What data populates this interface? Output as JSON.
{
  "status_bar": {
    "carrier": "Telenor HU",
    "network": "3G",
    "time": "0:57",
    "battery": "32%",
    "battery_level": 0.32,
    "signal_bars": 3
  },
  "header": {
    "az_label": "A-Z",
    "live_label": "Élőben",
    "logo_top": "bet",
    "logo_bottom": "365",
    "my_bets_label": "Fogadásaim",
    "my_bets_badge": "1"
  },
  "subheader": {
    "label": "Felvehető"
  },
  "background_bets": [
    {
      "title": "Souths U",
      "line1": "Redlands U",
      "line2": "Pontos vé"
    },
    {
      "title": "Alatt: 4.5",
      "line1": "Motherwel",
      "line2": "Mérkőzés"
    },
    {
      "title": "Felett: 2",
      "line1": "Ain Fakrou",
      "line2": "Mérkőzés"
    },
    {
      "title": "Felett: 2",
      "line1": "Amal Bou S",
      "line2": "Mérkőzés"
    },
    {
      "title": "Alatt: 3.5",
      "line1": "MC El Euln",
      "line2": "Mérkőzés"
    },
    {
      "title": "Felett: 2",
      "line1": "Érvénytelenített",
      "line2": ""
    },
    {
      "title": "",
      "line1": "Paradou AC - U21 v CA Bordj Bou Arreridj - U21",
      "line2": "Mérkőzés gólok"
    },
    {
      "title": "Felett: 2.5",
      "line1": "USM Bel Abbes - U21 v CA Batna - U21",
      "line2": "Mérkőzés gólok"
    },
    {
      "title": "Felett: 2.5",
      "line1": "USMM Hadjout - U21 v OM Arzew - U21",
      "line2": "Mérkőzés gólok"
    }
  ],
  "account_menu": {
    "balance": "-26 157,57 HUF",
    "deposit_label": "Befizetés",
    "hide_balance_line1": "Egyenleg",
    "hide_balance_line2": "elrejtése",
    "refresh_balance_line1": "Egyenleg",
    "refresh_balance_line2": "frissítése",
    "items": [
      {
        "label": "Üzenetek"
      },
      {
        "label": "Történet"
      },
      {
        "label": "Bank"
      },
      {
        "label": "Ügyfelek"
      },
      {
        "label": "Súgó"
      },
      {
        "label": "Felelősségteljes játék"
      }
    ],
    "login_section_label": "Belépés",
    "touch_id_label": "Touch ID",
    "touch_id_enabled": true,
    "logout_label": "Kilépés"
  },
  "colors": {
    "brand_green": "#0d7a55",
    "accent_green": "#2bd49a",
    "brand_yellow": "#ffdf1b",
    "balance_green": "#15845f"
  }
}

_Goal of the exercise:_ Return each line of the records above exactly as it reads.

_The solution:_
What data populates this interface? Output as JSON.
{
  "status_bar": {
    "carrier": "Telenor HU",
    "network": "3G",
    "time": "0:57",
    "battery": "32%",
    "battery_level": 0.32,
    "signal_bars": 3
  },
  "header": {
    "az_label": "A-Z",
    "live_label": "Élőben",
    "logo_top": "bet",
    "logo_bottom": "365",
    "my_bets_label": "Fogadásaim",
    "my_bets_badge": "1"
  },
  "subheader": {
    "label": "Felvehető"
  },
  "background_bets": [
    {
      "title": "Souths U",
      "line1": "Redlands U",
      "line2": "Pontos vé"
    },
    {
      "title": "Alatt: 4.5",
      "line1": "Motherwel",
      "line2": "Mérkőzés"
    },
    {
      "title": "Felett: 2",
      "line1": "Ain Fakrou",
      "line2": "Mérkőzés"
    },
    {
      "title": "Felett: 2",
      "line1": "Amal Bou S",
      "line2": "Mérkőzés"
    },
    {
      "title": "Alatt: 3.5",
      "line1": "MC El Euln",
      "line2": "Mérkőzés"
    },
    {
      "title": "Felett: 2",
      "line1": "Érvénytelenített",
      "line2": ""
    },
    {
      "title": "",
      "line1": "Paradou AC - U21 v CA Bordj Bou Arreridj - U21",
      "line2": "Mérkőzés gólok"
    },
    {
      "title": "Felett: 2.5",
      "line1": "USM Bel Abbes - U21 v CA Batna - U21",
      "line2": "Mérkőzés gólok"
    },
    {
      "title": "Felett: 2.5",
      "line1": "USMM Hadjout - U21 v OM Arzew - U21",
      "line2": "Mérkőzés gólok"
    }
  ],
  "account_menu": {
    "balance": "-26 157,57 HUF",
    "deposit_label": "Befizetés",
    "hide_balance_line1": "Egyenleg",
    "hide_balance_line2": "elrejtése",
    "refresh_balance_line1": "Egyenleg",
    "refresh_balance_line2": "frissítése",
    "items": [
      {
        "label": "Üzenetek"
      },
      {
        "label": "Történet"
      },
      {
        "label": "Bank"
      },
      {
        "label": "Ügyfelek"
      },
      {
        "label": "Súgó"
      },
      {
        "label": "Felelősségteljes játék"
      }
    ],
    "login_section_label": "Belépés",
    "touch_id_label": "Touch ID",
    "touch_id_enabled": true,
    "logout_label": "Kilépés"
  },
  "colors": {
    "brand_green": "#0d7a55",
    "accent_green": "#2bd49a",
    "brand_yellow": "#ffdf1b",
    "balance_green": "#15845f"
  }
}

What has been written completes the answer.